- [Provided entries]:
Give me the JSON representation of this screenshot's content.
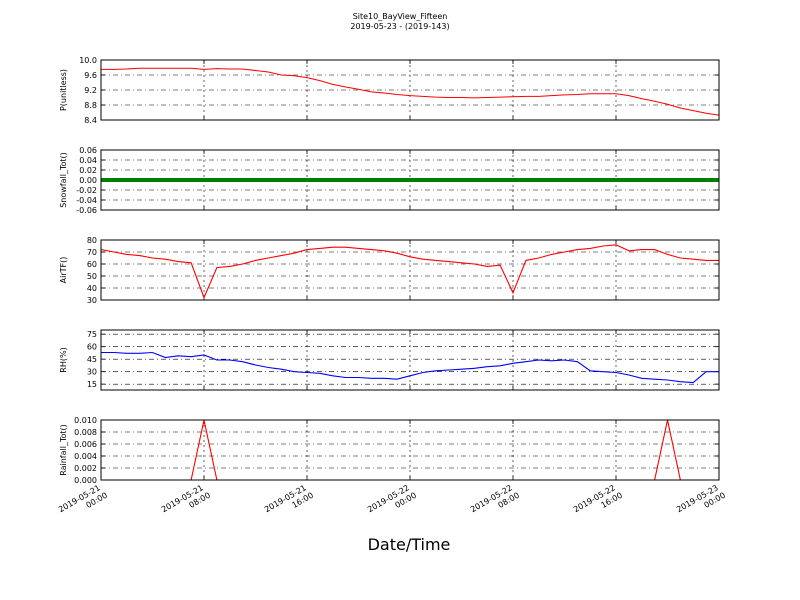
{
  "title": "Site10_BayView_Fifteen",
  "subtitle": "2019-05-23 - (2019-143)",
  "chart_data": [
    {
      "type": "line",
      "ylabel": "P(unitless)",
      "color": "#ff0000",
      "grid": true,
      "xlim": [
        "2019-05-21 00:00",
        "2019-05-23 00:00"
      ],
      "xticks": [
        "2019-05-21 00:00",
        "2019-05-21 08:00",
        "2019-05-21 16:00",
        "2019-05-22 00:00",
        "2019-05-22 08:00",
        "2019-05-22 16:00",
        "2019-05-23 00:00"
      ],
      "ylim": [
        8.4,
        10
      ],
      "yticks": [
        8.4,
        8.8,
        9.2,
        9.6,
        {
          "value": 10,
          "label": "10.0"
        }
      ],
      "x": [
        "2019-05-21 00:00",
        "2019-05-21 01:00",
        "2019-05-21 02:00",
        "2019-05-21 03:00",
        "2019-05-21 04:00",
        "2019-05-21 05:00",
        "2019-05-21 06:00",
        "2019-05-21 07:00",
        "2019-05-21 08:00",
        "2019-05-21 09:00",
        "2019-05-21 10:00",
        "2019-05-21 11:00",
        "2019-05-21 12:00",
        "2019-05-21 13:00",
        "2019-05-21 14:00",
        "2019-05-21 15:00",
        "2019-05-21 16:00",
        "2019-05-21 17:00",
        "2019-05-21 18:00",
        "2019-05-21 19:00",
        "2019-05-21 20:00",
        "2019-05-21 21:00",
        "2019-05-21 22:00",
        "2019-05-21 23:00",
        "2019-05-22 00:00",
        "2019-05-22 01:00",
        "2019-05-22 02:00",
        "2019-05-22 03:00",
        "2019-05-22 04:00",
        "2019-05-22 05:00",
        "2019-05-22 06:00",
        "2019-05-22 07:00",
        "2019-05-22 08:00",
        "2019-05-22 09:00",
        "2019-05-22 10:00",
        "2019-05-22 11:00",
        "2019-05-22 12:00",
        "2019-05-22 13:00",
        "2019-05-22 14:00",
        "2019-05-22 15:00",
        "2019-05-22 16:00",
        "2019-05-22 17:00",
        "2019-05-22 18:00",
        "2019-05-22 19:00",
        "2019-05-22 20:00",
        "2019-05-22 21:00",
        "2019-05-22 22:00",
        "2019-05-22 23:00",
        "2019-05-23 00:00"
      ],
      "values": [
        9.75,
        9.75,
        9.76,
        9.78,
        9.78,
        9.78,
        9.78,
        9.78,
        9.75,
        9.77,
        9.76,
        9.76,
        9.72,
        9.68,
        9.6,
        9.58,
        9.53,
        9.45,
        9.35,
        9.28,
        9.22,
        9.15,
        9.12,
        9.08,
        9.05,
        9.03,
        9.01,
        9.0,
        9.0,
        8.99,
        9.0,
        9.01,
        9.02,
        9.03,
        9.03,
        9.05,
        9.07,
        9.08,
        9.1,
        9.1,
        9.1,
        9.05,
        8.97,
        8.9,
        8.82,
        8.72,
        8.65,
        8.58,
        8.53
      ]
    },
    {
      "type": "line",
      "ylabel": "Snowfall_Tot()",
      "color": "#008000",
      "grid": true,
      "xlim": [
        "2019-05-21 00:00",
        "2019-05-23 00:00"
      ],
      "xticks": [
        "2019-05-21 00:00",
        "2019-05-21 08:00",
        "2019-05-21 16:00",
        "2019-05-22 00:00",
        "2019-05-22 08:00",
        "2019-05-22 16:00",
        "2019-05-23 00:00"
      ],
      "ylim": [
        -0.06,
        0.06
      ],
      "yticks": [
        -0.06,
        -0.04,
        -0.02,
        {
          "value": 0,
          "label": "0.00"
        },
        0.02,
        0.04,
        0.06
      ],
      "x": [
        "2019-05-21 00:00",
        "2019-05-21 01:00",
        "2019-05-21 02:00",
        "2019-05-21 03:00",
        "2019-05-21 04:00",
        "2019-05-21 05:00",
        "2019-05-21 06:00",
        "2019-05-21 07:00",
        "2019-05-21 08:00",
        "2019-05-21 09:00",
        "2019-05-21 10:00",
        "2019-05-21 11:00",
        "2019-05-21 12:00",
        "2019-05-21 13:00",
        "2019-05-21 14:00",
        "2019-05-21 15:00",
        "2019-05-21 16:00",
        "2019-05-21 17:00",
        "2019-05-21 18:00",
        "2019-05-21 19:00",
        "2019-05-21 20:00",
        "2019-05-21 21:00",
        "2019-05-21 22:00",
        "2019-05-21 23:00",
        "2019-05-22 00:00",
        "2019-05-22 01:00",
        "2019-05-22 02:00",
        "2019-05-22 03:00",
        "2019-05-22 04:00",
        "2019-05-22 05:00",
        "2019-05-22 06:00",
        "2019-05-22 07:00",
        "2019-05-22 08:00",
        "2019-05-22 09:00",
        "2019-05-22 10:00",
        "2019-05-22 11:00",
        "2019-05-22 12:00",
        "2019-05-22 13:00",
        "2019-05-22 14:00",
        "2019-05-22 15:00",
        "2019-05-22 16:00",
        "2019-05-22 17:00",
        "2019-05-22 18:00",
        "2019-05-22 19:00",
        "2019-05-22 20:00",
        "2019-05-22 21:00",
        "2019-05-22 22:00",
        "2019-05-22 23:00",
        "2019-05-23 00:00"
      ],
      "values": [
        0,
        0,
        0,
        0,
        0,
        0,
        0,
        0,
        0,
        0,
        0,
        0,
        0,
        0,
        0,
        0,
        0,
        0,
        0,
        0,
        0,
        0,
        0,
        0,
        0,
        0,
        0,
        0,
        0,
        0,
        0,
        0,
        0,
        0,
        0,
        0,
        0,
        0,
        0,
        0,
        0,
        0,
        0,
        0,
        0,
        0,
        0,
        0,
        0
      ]
    },
    {
      "type": "line",
      "ylabel": "AirTF()",
      "color": "#ff0000",
      "grid": true,
      "xlim": [
        "2019-05-21 00:00",
        "2019-05-23 00:00"
      ],
      "xticks": [
        "2019-05-21 00:00",
        "2019-05-21 08:00",
        "2019-05-21 16:00",
        "2019-05-22 00:00",
        "2019-05-22 08:00",
        "2019-05-22 16:00",
        "2019-05-23 00:00"
      ],
      "ylim": [
        30,
        80
      ],
      "yticks": [
        30,
        40,
        50,
        60,
        70,
        80
      ],
      "x": [
        "2019-05-21 00:00",
        "2019-05-21 01:00",
        "2019-05-21 02:00",
        "2019-05-21 03:00",
        "2019-05-21 04:00",
        "2019-05-21 05:00",
        "2019-05-21 06:00",
        "2019-05-21 07:00",
        "2019-05-21 08:00",
        "2019-05-21 09:00",
        "2019-05-21 10:00",
        "2019-05-21 11:00",
        "2019-05-21 12:00",
        "2019-05-21 13:00",
        "2019-05-21 14:00",
        "2019-05-21 15:00",
        "2019-05-21 16:00",
        "2019-05-21 17:00",
        "2019-05-21 18:00",
        "2019-05-21 19:00",
        "2019-05-21 20:00",
        "2019-05-21 21:00",
        "2019-05-21 22:00",
        "2019-05-21 23:00",
        "2019-05-22 00:00",
        "2019-05-22 01:00",
        "2019-05-22 02:00",
        "2019-05-22 03:00",
        "2019-05-22 04:00",
        "2019-05-22 05:00",
        "2019-05-22 06:00",
        "2019-05-22 07:00",
        "2019-05-22 08:00",
        "2019-05-22 09:00",
        "2019-05-22 10:00",
        "2019-05-22 11:00",
        "2019-05-22 12:00",
        "2019-05-22 13:00",
        "2019-05-22 14:00",
        "2019-05-22 15:00",
        "2019-05-22 16:00",
        "2019-05-22 17:00",
        "2019-05-22 18:00",
        "2019-05-22 19:00",
        "2019-05-22 20:00",
        "2019-05-22 21:00",
        "2019-05-22 22:00",
        "2019-05-22 23:00",
        "2019-05-23 00:00"
      ],
      "values": [
        72,
        70,
        68,
        67,
        65,
        64,
        62,
        61,
        32,
        57,
        58,
        60,
        63,
        65,
        67,
        69,
        72,
        73,
        74,
        74,
        73,
        72,
        71,
        69,
        66,
        64,
        63,
        62,
        61,
        60,
        58,
        59,
        36,
        63,
        65,
        68,
        70,
        72,
        73,
        75,
        76,
        71,
        72,
        72,
        68,
        65,
        64,
        63,
        63
      ]
    },
    {
      "type": "line",
      "ylabel": "RH(%)",
      "color": "#0000ff",
      "grid": true,
      "xlim": [
        "2019-05-21 00:00",
        "2019-05-23 00:00"
      ],
      "xticks": [
        "2019-05-21 00:00",
        "2019-05-21 08:00",
        "2019-05-21 16:00",
        "2019-05-22 00:00",
        "2019-05-22 08:00",
        "2019-05-22 16:00",
        "2019-05-23 00:00"
      ],
      "ylim": [
        8,
        80
      ],
      "yticks": [
        15,
        30,
        45,
        60,
        75
      ],
      "x": [
        "2019-05-21 00:00",
        "2019-05-21 01:00",
        "2019-05-21 02:00",
        "2019-05-21 03:00",
        "2019-05-21 04:00",
        "2019-05-21 05:00",
        "2019-05-21 06:00",
        "2019-05-21 07:00",
        "2019-05-21 08:00",
        "2019-05-21 09:00",
        "2019-05-21 10:00",
        "2019-05-21 11:00",
        "2019-05-21 12:00",
        "2019-05-21 13:00",
        "2019-05-21 14:00",
        "2019-05-21 15:00",
        "2019-05-21 16:00",
        "2019-05-21 17:00",
        "2019-05-21 18:00",
        "2019-05-21 19:00",
        "2019-05-21 20:00",
        "2019-05-21 21:00",
        "2019-05-21 22:00",
        "2019-05-21 23:00",
        "2019-05-22 00:00",
        "2019-05-22 01:00",
        "2019-05-22 02:00",
        "2019-05-22 03:00",
        "2019-05-22 04:00",
        "2019-05-22 05:00",
        "2019-05-22 06:00",
        "2019-05-22 07:00",
        "2019-05-22 08:00",
        "2019-05-22 09:00",
        "2019-05-22 10:00",
        "2019-05-22 11:00",
        "2019-05-22 12:00",
        "2019-05-22 13:00",
        "2019-05-22 14:00",
        "2019-05-22 15:00",
        "2019-05-22 16:00",
        "2019-05-22 17:00",
        "2019-05-22 18:00",
        "2019-05-22 19:00",
        "2019-05-22 20:00",
        "2019-05-22 21:00",
        "2019-05-22 22:00",
        "2019-05-22 23:00",
        "2019-05-23 00:00"
      ],
      "values": [
        53,
        53,
        52,
        52,
        53,
        47,
        49,
        48,
        50,
        44,
        44,
        42,
        38,
        35,
        33,
        30,
        29,
        28,
        25,
        23,
        23,
        22,
        22,
        21,
        25,
        29,
        31,
        32,
        33,
        34,
        36,
        37,
        40,
        42,
        44,
        43,
        44,
        42,
        31,
        30,
        29,
        26,
        22,
        21,
        20,
        18,
        17,
        30,
        30
      ]
    },
    {
      "type": "line",
      "ylabel": "Rainfall_Tot()",
      "xlabel": "Date/Time",
      "color": "#ff0000",
      "grid": true,
      "xlim": [
        "2019-05-21 00:00",
        "2019-05-23 00:00"
      ],
      "xticks": [
        "2019-05-21 00:00",
        "2019-05-21 08:00",
        "2019-05-21 16:00",
        "2019-05-22 00:00",
        "2019-05-22 08:00",
        "2019-05-22 16:00",
        "2019-05-23 00:00"
      ],
      "ylim": [
        0,
        0.01
      ],
      "yticks": [
        {
          "value": 0,
          "label": "0.000"
        },
        {
          "value": 0.002,
          "label": "0.002"
        },
        {
          "value": 0.004,
          "label": "0.004"
        },
        {
          "value": 0.006,
          "label": "0.006"
        },
        {
          "value": 0.008,
          "label": "0.008"
        },
        {
          "value": 0.01,
          "label": "0.010"
        }
      ],
      "x": [
        "2019-05-21 00:00",
        "2019-05-21 01:00",
        "2019-05-21 02:00",
        "2019-05-21 03:00",
        "2019-05-21 04:00",
        "2019-05-21 05:00",
        "2019-05-21 06:00",
        "2019-05-21 07:00",
        "2019-05-21 08:00",
        "2019-05-21 09:00",
        "2019-05-21 10:00",
        "2019-05-21 11:00",
        "2019-05-21 12:00",
        "2019-05-21 13:00",
        "2019-05-21 14:00",
        "2019-05-21 15:00",
        "2019-05-21 16:00",
        "2019-05-21 17:00",
        "2019-05-21 18:00",
        "2019-05-21 19:00",
        "2019-05-21 20:00",
        "2019-05-21 21:00",
        "2019-05-21 22:00",
        "2019-05-21 23:00",
        "2019-05-22 00:00",
        "2019-05-22 01:00",
        "2019-05-22 02:00",
        "2019-05-22 03:00",
        "2019-05-22 04:00",
        "2019-05-22 05:00",
        "2019-05-22 06:00",
        "2019-05-22 07:00",
        "2019-05-22 08:00",
        "2019-05-22 09:00",
        "2019-05-22 10:00",
        "2019-05-22 11:00",
        "2019-05-22 12:00",
        "2019-05-22 13:00",
        "2019-05-22 14:00",
        "2019-05-22 15:00",
        "2019-05-22 16:00",
        "2019-05-22 17:00",
        "2019-05-22 18:00",
        "2019-05-22 19:00",
        "2019-05-22 20:00",
        "2019-05-22 21:00",
        "2019-05-22 22:00",
        "2019-05-22 23:00",
        "2019-05-23 00:00"
      ],
      "values": [
        0,
        0,
        0,
        0,
        0,
        0,
        0,
        0,
        0.01,
        0,
        0,
        0,
        0,
        0,
        0,
        0,
        0,
        0,
        0,
        0,
        0,
        0,
        0,
        0,
        0,
        0,
        0,
        0,
        0,
        0,
        0,
        0,
        0,
        0,
        0,
        0,
        0,
        0,
        0,
        0,
        0,
        0,
        0,
        0,
        0.01,
        0,
        0,
        0,
        0
      ]
    }
  ]
}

- [Objective]:
Consider the entries above and return each line with the string "ylabel".

- [Full output]:
      "ylabel": "P(unitless)",
      "ylabel": "Snowfall_Tot()",
      "ylabel": "AirTF()",
      "ylabel": "RH(%)",
      "ylabel": "Rainfall_Tot()",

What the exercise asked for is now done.